PROBLEM:
Repeat each line exactly as it is written.

(Dataset entries on figures)
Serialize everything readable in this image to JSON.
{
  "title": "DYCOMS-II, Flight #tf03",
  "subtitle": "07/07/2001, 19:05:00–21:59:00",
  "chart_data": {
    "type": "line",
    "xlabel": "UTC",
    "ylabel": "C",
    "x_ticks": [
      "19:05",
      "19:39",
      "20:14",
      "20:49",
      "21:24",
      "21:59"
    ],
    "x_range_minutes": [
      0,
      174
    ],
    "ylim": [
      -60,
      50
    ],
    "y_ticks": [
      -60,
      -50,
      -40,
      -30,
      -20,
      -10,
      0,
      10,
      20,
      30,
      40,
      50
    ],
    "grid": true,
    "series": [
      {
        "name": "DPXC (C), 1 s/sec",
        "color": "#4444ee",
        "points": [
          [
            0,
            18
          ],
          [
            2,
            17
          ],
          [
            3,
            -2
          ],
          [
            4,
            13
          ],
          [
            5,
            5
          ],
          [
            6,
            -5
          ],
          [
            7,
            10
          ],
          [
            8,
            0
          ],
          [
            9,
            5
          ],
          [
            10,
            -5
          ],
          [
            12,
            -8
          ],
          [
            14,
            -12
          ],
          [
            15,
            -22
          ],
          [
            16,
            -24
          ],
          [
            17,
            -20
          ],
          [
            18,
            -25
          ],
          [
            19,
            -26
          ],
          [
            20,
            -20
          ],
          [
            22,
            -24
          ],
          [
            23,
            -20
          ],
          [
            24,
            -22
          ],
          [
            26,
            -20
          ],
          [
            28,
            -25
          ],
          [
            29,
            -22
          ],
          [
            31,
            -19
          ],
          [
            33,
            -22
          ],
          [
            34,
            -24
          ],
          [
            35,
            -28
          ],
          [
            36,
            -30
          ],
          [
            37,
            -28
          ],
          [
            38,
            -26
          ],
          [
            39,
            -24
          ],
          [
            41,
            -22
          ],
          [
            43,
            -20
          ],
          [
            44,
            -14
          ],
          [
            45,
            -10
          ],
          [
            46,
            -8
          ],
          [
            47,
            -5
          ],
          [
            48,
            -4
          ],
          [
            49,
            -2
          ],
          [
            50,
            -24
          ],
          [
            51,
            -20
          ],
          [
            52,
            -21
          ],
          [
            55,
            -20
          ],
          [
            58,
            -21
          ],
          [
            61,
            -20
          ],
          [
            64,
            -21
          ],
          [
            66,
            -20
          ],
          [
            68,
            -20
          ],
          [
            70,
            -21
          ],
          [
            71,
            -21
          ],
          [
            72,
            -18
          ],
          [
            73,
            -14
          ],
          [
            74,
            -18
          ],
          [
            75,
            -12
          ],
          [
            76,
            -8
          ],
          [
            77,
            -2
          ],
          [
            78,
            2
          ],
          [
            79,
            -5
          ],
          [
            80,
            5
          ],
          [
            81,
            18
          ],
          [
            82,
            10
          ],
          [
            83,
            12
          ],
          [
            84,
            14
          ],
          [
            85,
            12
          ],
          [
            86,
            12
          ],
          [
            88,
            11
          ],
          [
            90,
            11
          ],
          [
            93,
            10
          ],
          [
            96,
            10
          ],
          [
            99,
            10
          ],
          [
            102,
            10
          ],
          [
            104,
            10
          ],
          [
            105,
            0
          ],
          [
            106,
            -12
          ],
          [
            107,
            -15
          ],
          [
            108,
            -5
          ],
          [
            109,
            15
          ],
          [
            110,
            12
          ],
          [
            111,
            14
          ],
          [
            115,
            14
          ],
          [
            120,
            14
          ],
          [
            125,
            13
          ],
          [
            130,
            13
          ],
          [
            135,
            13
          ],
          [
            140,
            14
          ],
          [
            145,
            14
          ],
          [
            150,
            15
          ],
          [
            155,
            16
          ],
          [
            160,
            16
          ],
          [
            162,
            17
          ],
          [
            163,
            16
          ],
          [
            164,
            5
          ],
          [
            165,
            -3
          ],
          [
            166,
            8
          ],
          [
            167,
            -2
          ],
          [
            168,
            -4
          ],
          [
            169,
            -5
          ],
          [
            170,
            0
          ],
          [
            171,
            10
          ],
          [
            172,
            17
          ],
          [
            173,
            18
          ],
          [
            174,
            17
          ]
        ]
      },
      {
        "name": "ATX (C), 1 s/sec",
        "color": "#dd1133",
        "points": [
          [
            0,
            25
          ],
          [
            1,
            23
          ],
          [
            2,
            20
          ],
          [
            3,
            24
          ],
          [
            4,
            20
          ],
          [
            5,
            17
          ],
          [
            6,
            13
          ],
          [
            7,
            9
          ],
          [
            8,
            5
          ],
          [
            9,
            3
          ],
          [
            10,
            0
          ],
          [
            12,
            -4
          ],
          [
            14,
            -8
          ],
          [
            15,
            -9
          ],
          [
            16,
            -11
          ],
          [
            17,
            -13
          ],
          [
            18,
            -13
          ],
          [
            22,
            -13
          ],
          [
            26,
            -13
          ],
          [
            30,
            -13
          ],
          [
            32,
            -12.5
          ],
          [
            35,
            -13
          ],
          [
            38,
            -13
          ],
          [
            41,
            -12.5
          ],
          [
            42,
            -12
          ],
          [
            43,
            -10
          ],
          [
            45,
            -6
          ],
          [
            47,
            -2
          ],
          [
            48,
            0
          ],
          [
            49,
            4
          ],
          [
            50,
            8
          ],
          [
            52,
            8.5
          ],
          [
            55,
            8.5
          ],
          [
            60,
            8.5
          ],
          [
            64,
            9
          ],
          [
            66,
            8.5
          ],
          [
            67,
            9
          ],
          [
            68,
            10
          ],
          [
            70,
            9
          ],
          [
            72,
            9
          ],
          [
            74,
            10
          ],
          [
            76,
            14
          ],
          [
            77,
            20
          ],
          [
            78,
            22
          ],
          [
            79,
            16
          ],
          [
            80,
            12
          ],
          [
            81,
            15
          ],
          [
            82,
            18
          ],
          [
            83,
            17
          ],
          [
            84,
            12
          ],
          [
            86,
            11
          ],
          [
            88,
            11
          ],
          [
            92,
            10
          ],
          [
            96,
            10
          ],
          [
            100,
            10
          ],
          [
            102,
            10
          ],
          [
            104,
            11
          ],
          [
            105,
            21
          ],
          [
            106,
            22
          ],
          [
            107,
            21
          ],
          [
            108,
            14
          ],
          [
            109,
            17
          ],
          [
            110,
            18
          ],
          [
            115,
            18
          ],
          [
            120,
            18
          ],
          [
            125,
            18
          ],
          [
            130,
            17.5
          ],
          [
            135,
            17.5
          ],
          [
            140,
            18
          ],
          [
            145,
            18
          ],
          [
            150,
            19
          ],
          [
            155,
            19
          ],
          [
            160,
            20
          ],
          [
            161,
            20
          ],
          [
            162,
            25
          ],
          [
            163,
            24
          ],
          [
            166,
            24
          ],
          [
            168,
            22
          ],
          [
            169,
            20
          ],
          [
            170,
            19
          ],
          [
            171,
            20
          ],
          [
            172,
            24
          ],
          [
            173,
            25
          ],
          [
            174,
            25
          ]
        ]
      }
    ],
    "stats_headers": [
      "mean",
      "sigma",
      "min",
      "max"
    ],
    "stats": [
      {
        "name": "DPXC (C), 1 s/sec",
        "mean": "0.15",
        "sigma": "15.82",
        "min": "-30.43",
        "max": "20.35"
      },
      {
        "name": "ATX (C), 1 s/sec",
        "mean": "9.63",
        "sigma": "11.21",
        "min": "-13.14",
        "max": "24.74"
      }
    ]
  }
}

SOLUTION TO THE PROBLEM:
Serialize everything readable in this image to JSON.
{
  "title": "DYCOMS-II, Flight #tf03",
  "subtitle": "07/07/2001, 19:05:00–21:59:00",
  "chart_data": {
    "type": "line",
    "xlabel": "UTC",
    "ylabel": "C",
    "x_ticks": [
      "19:05",
      "19:39",
      "20:14",
      "20:49",
      "21:24",
      "21:59"
    ],
    "x_range_minutes": [
      0,
      174
    ],
    "ylim": [
      -60,
      50
    ],
    "y_ticks": [
      -60,
      -50,
      -40,
      -30,
      -20,
      -10,
      0,
      10,
      20,
      30,
      40,
      50
    ],
    "grid": true,
    "series": [
      {
        "name": "DPXC (C), 1 s/sec",
        "color": "#4444ee",
        "points": [
          [
            0,
            18
          ],
          [
            2,
            17
          ],
          [
            3,
            -2
          ],
          [
            4,
            13
          ],
          [
            5,
            5
          ],
          [
            6,
            -5
          ],
          [
            7,
            10
          ],
          [
            8,
            0
          ],
          [
            9,
            5
          ],
          [
            10,
            -5
          ],
          [
            12,
            -8
          ],
          [
            14,
            -12
          ],
          [
            15,
            -22
          ],
          [
            16,
            -24
          ],
          [
            17,
            -20
          ],
          [
            18,
            -25
          ],
          [
            19,
            -26
          ],
          [
            20,
            -20
          ],
          [
            22,
            -24
          ],
          [
            23,
            -20
          ],
          [
            24,
            -22
          ],
          [
            26,
            -20
          ],
          [
            28,
            -25
          ],
          [
            29,
            -22
          ],
          [
            31,
            -19
          ],
          [
            33,
            -22
          ],
          [
            34,
            -24
          ],
          [
            35,
            -28
          ],
          [
            36,
            -30
          ],
          [
            37,
            -28
          ],
          [
            38,
            -26
          ],
          [
            39,
            -24
          ],
          [
            41,
            -22
          ],
          [
            43,
            -20
          ],
          [
            44,
            -14
          ],
          [
            45,
            -10
          ],
          [
            46,
            -8
          ],
          [
            47,
            -5
          ],
          [
            48,
            -4
          ],
          [
            49,
            -2
          ],
          [
            50,
            -24
          ],
          [
            51,
            -20
          ],
          [
            52,
            -21
          ],
          [
            55,
            -20
          ],
          [
            58,
            -21
          ],
          [
            61,
            -20
          ],
          [
            64,
            -21
          ],
          [
            66,
            -20
          ],
          [
            68,
            -20
          ],
          [
            70,
            -21
          ],
          [
            71,
            -21
          ],
          [
            72,
            -18
          ],
          [
            73,
            -14
          ],
          [
            74,
            -18
          ],
          [
            75,
            -12
          ],
          [
            76,
            -8
          ],
          [
            77,
            -2
          ],
          [
            78,
            2
          ],
          [
            79,
            -5
          ],
          [
            80,
            5
          ],
          [
            81,
            18
          ],
          [
            82,
            10
          ],
          [
            83,
            12
          ],
          [
            84,
            14
          ],
          [
            85,
            12
          ],
          [
            86,
            12
          ],
          [
            88,
            11
          ],
          [
            90,
            11
          ],
          [
            93,
            10
          ],
          [
            96,
            10
          ],
          [
            99,
            10
          ],
          [
            102,
            10
          ],
          [
            104,
            10
          ],
          [
            105,
            0
          ],
          [
            106,
            -12
          ],
          [
            107,
            -15
          ],
          [
            108,
            -5
          ],
          [
            109,
            15
          ],
          [
            110,
            12
          ],
          [
            111,
            14
          ],
          [
            115,
            14
          ],
          [
            120,
            14
          ],
          [
            125,
            13
          ],
          [
            130,
            13
          ],
          [
            135,
            13
          ],
          [
            140,
            14
          ],
          [
            145,
            14
          ],
          [
            150,
            15
          ],
          [
            155,
            16
          ],
          [
            160,
            16
          ],
          [
            162,
            17
          ],
          [
            163,
            16
          ],
          [
            164,
            5
          ],
          [
            165,
            -3
          ],
          [
            166,
            8
          ],
          [
            167,
            -2
          ],
          [
            168,
            -4
          ],
          [
            169,
            -5
          ],
          [
            170,
            0
          ],
          [
            171,
            10
          ],
          [
            172,
            17
          ],
          [
            173,
            18
          ],
          [
            174,
            17
          ]
        ]
      },
      {
        "name": "ATX (C), 1 s/sec",
        "color": "#dd1133",
        "points": [
          [
            0,
            25
          ],
          [
            1,
            23
          ],
          [
            2,
            20
          ],
          [
            3,
            24
          ],
          [
            4,
            20
          ],
          [
            5,
            17
          ],
          [
            6,
            13
          ],
          [
            7,
            9
          ],
          [
            8,
            5
          ],
          [
            9,
            3
          ],
          [
            10,
            0
          ],
          [
            12,
            -4
          ],
          [
            14,
            -8
          ],
          [
            15,
            -9
          ],
          [
            16,
            -11
          ],
          [
            17,
            -13
          ],
          [
            18,
            -13
          ],
          [
            22,
            -13
          ],
          [
            26,
            -13
          ],
          [
            30,
            -13
          ],
          [
            32,
            -12.5
          ],
          [
            35,
            -13
          ],
          [
            38,
            -13
          ],
          [
            41,
            -12.5
          ],
          [
            42,
            -12
          ],
          [
            43,
            -10
          ],
          [
            45,
            -6
          ],
          [
            47,
            -2
          ],
          [
            48,
            0
          ],
          [
            49,
            4
          ],
          [
            50,
            8
          ],
          [
            52,
            8.5
          ],
          [
            55,
            8.5
          ],
          [
            60,
            8.5
          ],
          [
            64,
            9
          ],
          [
            66,
            8.5
          ],
          [
            67,
            9
          ],
          [
            68,
            10
          ],
          [
            70,
            9
          ],
          [
            72,
            9
          ],
          [
            74,
            10
          ],
          [
            76,
            14
          ],
          [
            77,
            20
          ],
          [
            78,
            22
          ],
          [
            79,
            16
          ],
          [
            80,
            12
          ],
          [
            81,
            15
          ],
          [
            82,
            18
          ],
          [
            83,
            17
          ],
          [
            84,
            12
          ],
          [
            86,
            11
          ],
          [
            88,
            11
          ],
          [
            92,
            10
          ],
          [
            96,
            10
          ],
          [
            100,
            10
          ],
          [
            102,
            10
          ],
          [
            104,
            11
          ],
          [
            105,
            21
          ],
          [
            106,
            22
          ],
          [
            107,
            21
          ],
          [
            108,
            14
          ],
          [
            109,
            17
          ],
          [
            110,
            18
          ],
          [
            115,
            18
          ],
          [
            120,
            18
          ],
          [
            125,
            18
          ],
          [
            130,
            17.5
          ],
          [
            135,
            17.5
          ],
          [
            140,
            18
          ],
          [
            145,
            18
          ],
          [
            150,
            19
          ],
          [
            155,
            19
          ],
          [
            160,
            20
          ],
          [
            161,
            20
          ],
          [
            162,
            25
          ],
          [
            163,
            24
          ],
          [
            166,
            24
          ],
          [
            168,
            22
          ],
          [
            169,
            20
          ],
          [
            170,
            19
          ],
          [
            171,
            20
          ],
          [
            172,
            24
          ],
          [
            173,
            25
          ],
          [
            174,
            25
          ]
        ]
      }
    ],
    "stats_headers": [
      "mean",
      "sigma",
      "min",
      "max"
    ],
    "stats": [
      {
        "name": "DPXC (C), 1 s/sec",
        "mean": "0.15",
        "sigma": "15.82",
        "min": "-30.43",
        "max": "20.35"
      },
      {
        "name": "ATX (C), 1 s/sec",
        "mean": "9.63",
        "sigma": "11.21",
        "min": "-13.14",
        "max": "24.74"
      }
    ]
  }
}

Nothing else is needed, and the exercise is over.